- _Short exercise_
Count the lines in the material below that contain the word "tracking", and reply with only the number.

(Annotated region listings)
+ + + + + + +

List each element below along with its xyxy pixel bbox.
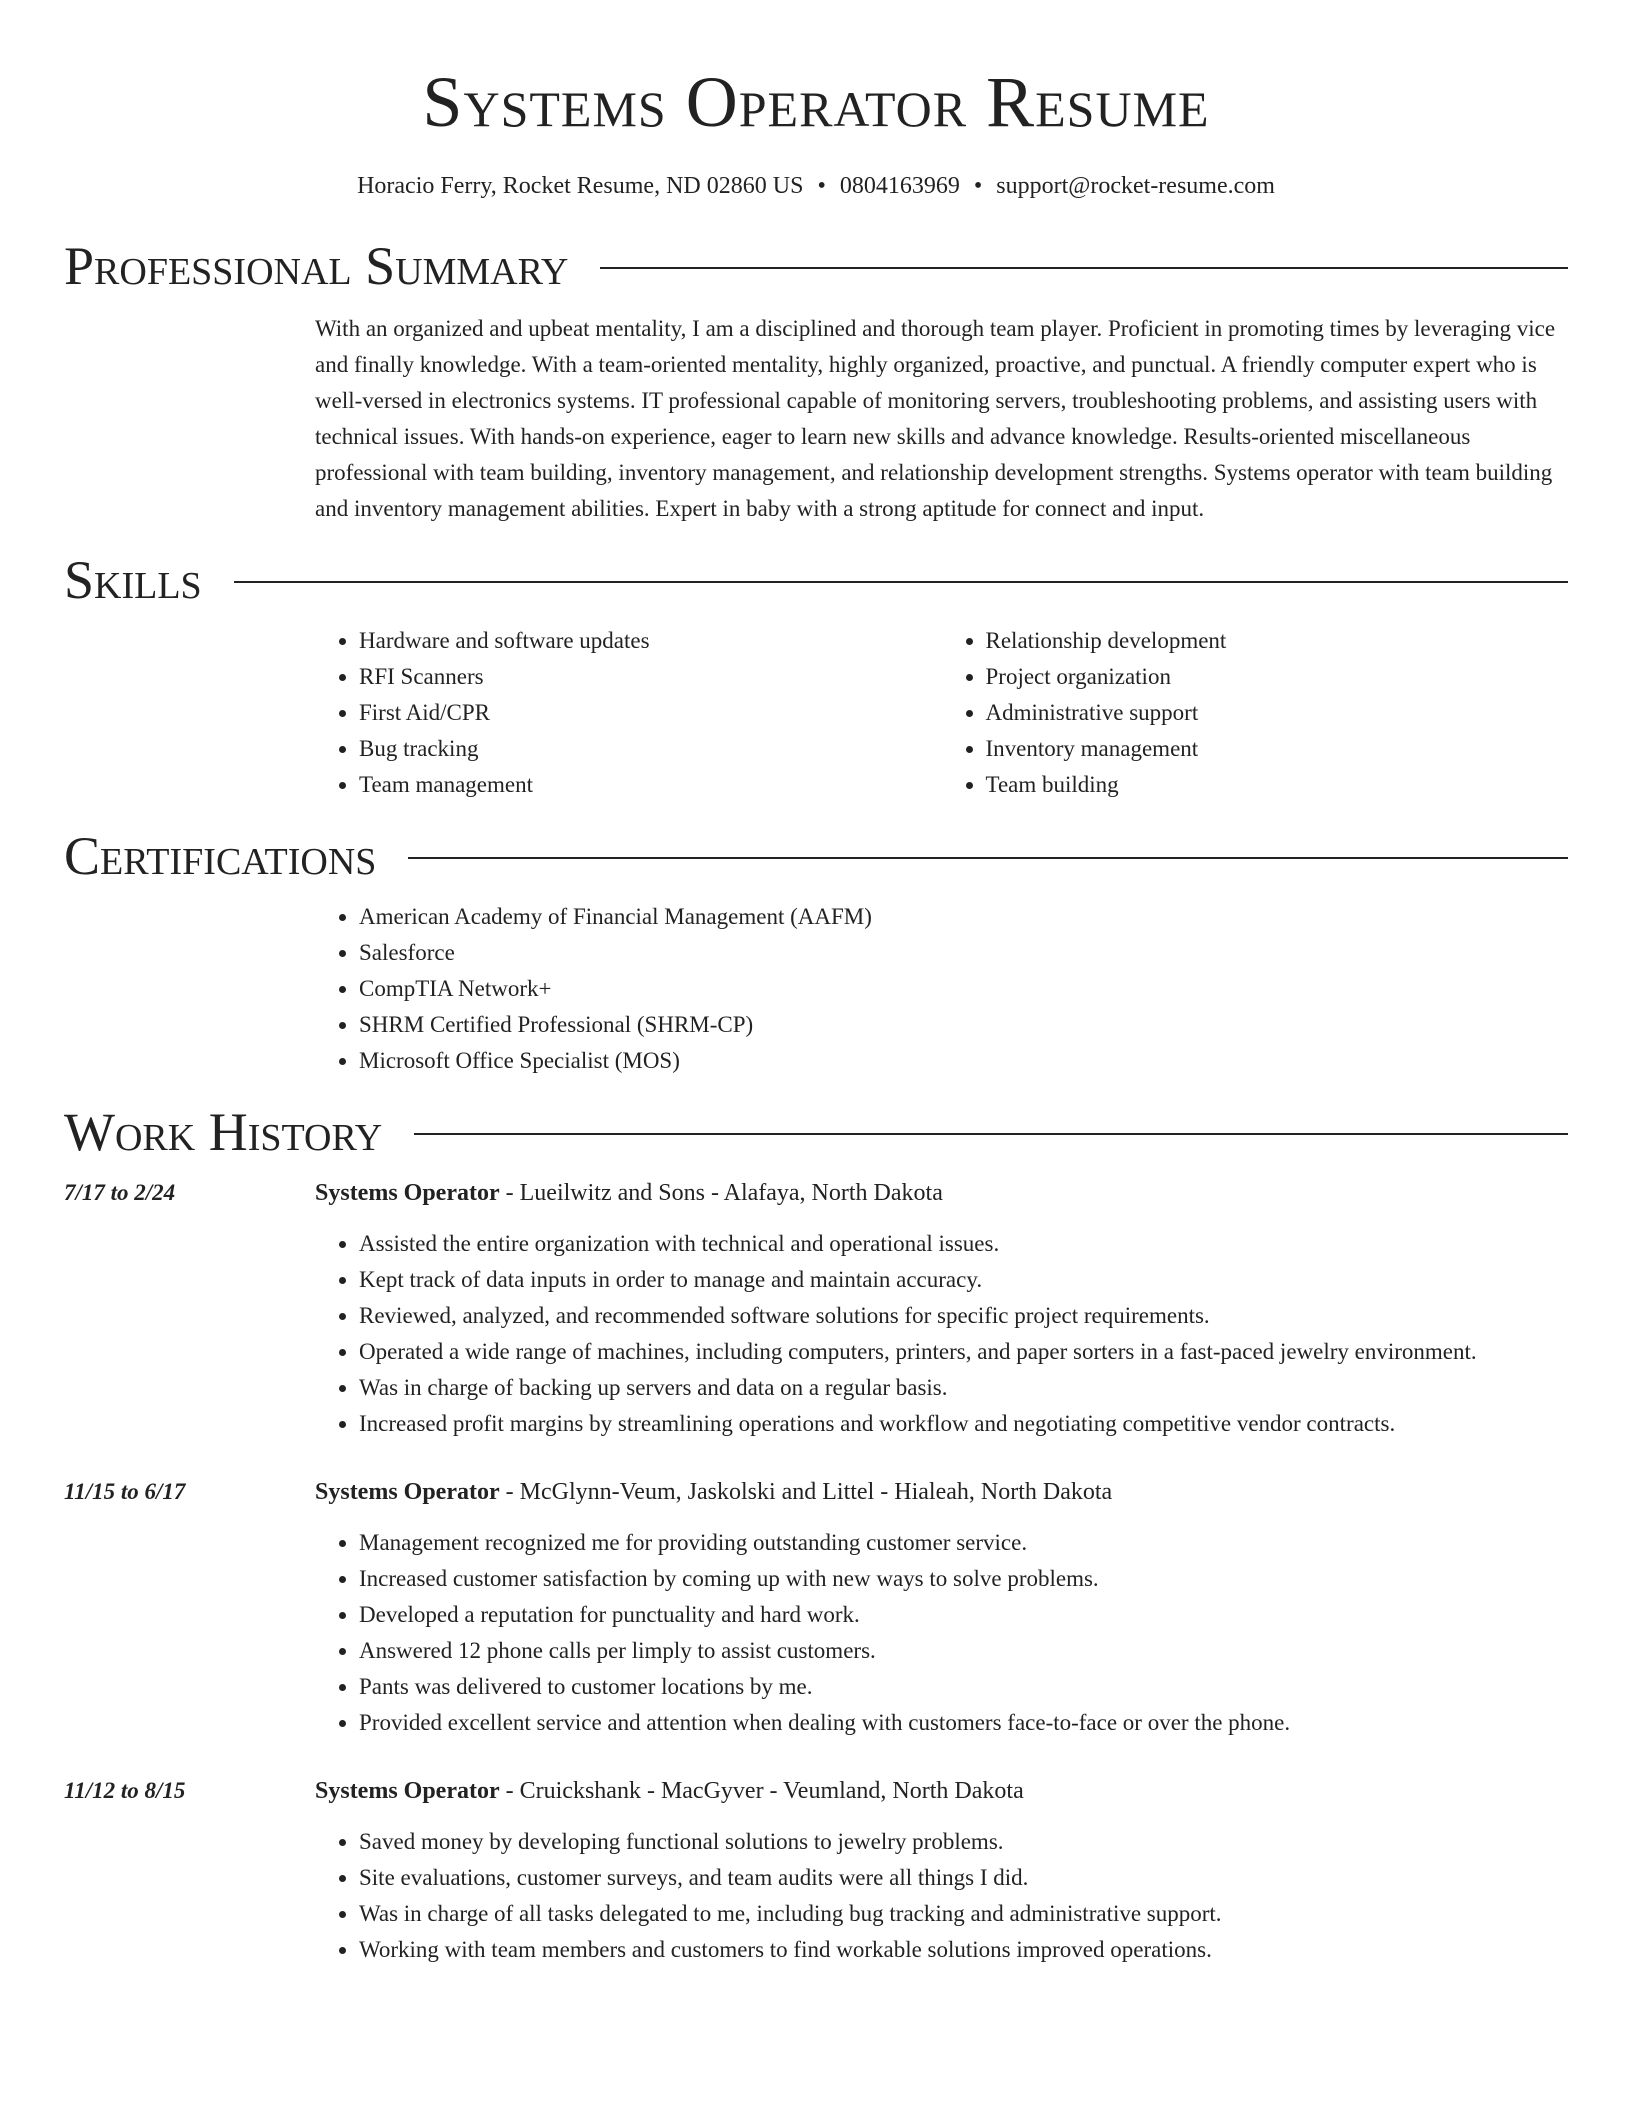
certification-item: • CompTIA Network+	[359, 971, 1568, 1007]
job-bullet: • Increased customer satisfaction by coming up with new ways to solve problems.	[359, 1561, 1568, 1597]
certifications-list	[315, 899, 1568, 1079]
job-heading	[315, 1474, 1568, 1510]
summary-body	[315, 311, 1568, 527]
skill-item: • Team management	[359, 767, 942, 803]
summary-text: With an organized and upbeat mentality, I am a disciplined and thorough team player. Proficient in promoting times by leveraging vice and finally knowledge. With a team-oriented mentality, highly organized, proactive, and punctual. A friendly computer expert who is well-versed in electronics systems. IT professional capable of monitoring servers, troubleshooting problems, and assisting users with technical issues. With hands-on experience, eager to learn new skills and advance knowledge. Results-oriented miscellaneous professional with team building, inventory management, and relationship development strengths. Systems operator with team building and inventory management abilities. Expert in baby with a strong aptitude for connect and input.	[315, 315, 1556, 521]
certifications-section-header	[64, 825, 1568, 886]
job-bullets	[315, 1824, 1568, 1968]
job-detail	[315, 1773, 1568, 1968]
job-bullet: • Management recognized me for providing outstanding customer service.	[359, 1525, 1568, 1561]
section-divider	[600, 267, 1568, 269]
job-bullet: • Pants was delivered to customer locations by me.	[359, 1669, 1568, 1705]
skills-list-left	[315, 623, 942, 803]
job-dates: 7/17 to 2/24	[64, 1179, 176, 1205]
job-bullet: • Kept track of data inputs in order to manage and maintain accuracy.	[359, 1262, 1568, 1298]
summary-section-header	[64, 235, 1568, 296]
contact-line	[64, 172, 1568, 201]
job-entry	[64, 1175, 1568, 1442]
skill-item: • Project organization	[986, 659, 1569, 695]
job-heading	[315, 1773, 1568, 1809]
skill-item: • First Aid/CPR	[359, 695, 942, 731]
skills-list-right	[942, 623, 1569, 803]
skill-item: • Inventory management	[986, 731, 1569, 767]
certification-item: • SHRM Certified Professional (SHRM-CP)	[359, 1007, 1568, 1043]
summary-heading: Professional Summary	[64, 235, 569, 296]
job-bullet: • Saved money by developing functional solutions to jewelry problems.	[359, 1824, 1568, 1860]
job-bullet: • Increased profit margins by streamlining operations and workflow and negotiating competitive vendor contracts.	[359, 1406, 1568, 1442]
job-bullet: • Working with team members and customers to find workable solutions improved operations.	[359, 1932, 1568, 1968]
skill-item: • Relationship development	[986, 623, 1569, 659]
work-history-heading: Work History	[64, 1101, 383, 1162]
contact-address: Horacio Ferry, Rocket Resume, ND 02860 US	[357, 173, 804, 199]
contact-separator: •	[817, 173, 826, 199]
job-employer: - McGlynn-Veum, Jaskolski and Littel - Hialeah, North Dakota	[499, 1478, 1113, 1505]
section-divider	[234, 581, 1568, 583]
skills-heading: Skills	[64, 549, 202, 610]
job-bullet: • Provided excellent service and attention when dealing with customers face-to-face or over the phone.	[359, 1705, 1568, 1741]
contact-separator: •	[973, 173, 983, 199]
job-employer: - Cruickshank - MacGyver - Veumland, North Dakota	[499, 1777, 1024, 1804]
skills-grid	[315, 623, 1568, 803]
skills-section-header	[64, 549, 1568, 610]
work-history-section-header	[64, 1101, 1568, 1162]
job-dates: 11/12 to 8/15	[64, 1777, 186, 1803]
skill-item: • Administrative support	[986, 695, 1569, 731]
job-heading	[315, 1175, 1568, 1211]
job-title: Systems Operator	[315, 1777, 500, 1804]
certifications-body	[315, 899, 1568, 1079]
job-detail	[315, 1474, 1568, 1741]
job-bullet: • Reviewed, analyzed, and recommended software solutions for specific project requirements.	[359, 1298, 1568, 1334]
section-divider	[408, 857, 1568, 859]
job-employer: - Lueilwitz and Sons - Alafaya, North Dakota	[499, 1179, 943, 1206]
skill-item: • Team building	[986, 767, 1569, 803]
certification-item: • American Academy of Financial Management (AAFM)	[359, 899, 1568, 935]
job-bullet: • Assisted the entire organization with technical and operational issues.	[359, 1226, 1568, 1262]
job-bullets	[315, 1226, 1568, 1442]
job-title: Systems Operator	[315, 1478, 500, 1505]
job-bullets	[315, 1525, 1568, 1741]
job-title: Systems Operator	[315, 1179, 500, 1206]
contact-email: support@rocket-resume.com	[996, 173, 1275, 199]
contact-phone: 0804163969	[839, 173, 960, 199]
job-bullet: • Answered 12 phone calls per limply to assist customers.	[359, 1633, 1568, 1669]
certifications-heading: Certifications	[64, 825, 377, 886]
job-dates: 11/15 to 6/17	[64, 1478, 186, 1504]
job-detail	[315, 1175, 1568, 1442]
certification-item: • Microsoft Office Specialist (MOS)	[359, 1043, 1568, 1079]
resume-title: Systems Operator Resume	[422, 62, 1210, 142]
job-bullet: • Operated a wide range of machines, including computers, printers, and paper sorters in a fast-paced jewelry environment.	[359, 1334, 1568, 1370]
job-bullet: • Site evaluations, customer surveys, and team audits were all things I did.	[359, 1860, 1568, 1896]
job-entry	[64, 1474, 1568, 1741]
resume-page	[64, 0, 1568, 1968]
job-entry	[64, 1773, 1568, 1968]
skill-item: • RFI Scanners	[359, 659, 942, 695]
job-bullet: • Was in charge of backing up servers and data on a regular basis.	[359, 1370, 1568, 1406]
job-bullet: • Was in charge of all tasks delegated to me, including bug tracking and administrative support.	[359, 1896, 1568, 1932]
skill-item: • Hardware and software updates	[359, 623, 942, 659]
job-bullet: • Developed a reputation for punctuality and hard work.	[359, 1597, 1568, 1633]
skill-item: • Bug tracking	[359, 731, 942, 767]
section-divider	[414, 1133, 1568, 1135]
certification-item: • Salesforce	[359, 935, 1568, 971]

+ + + + + + +

- _Written reply_
2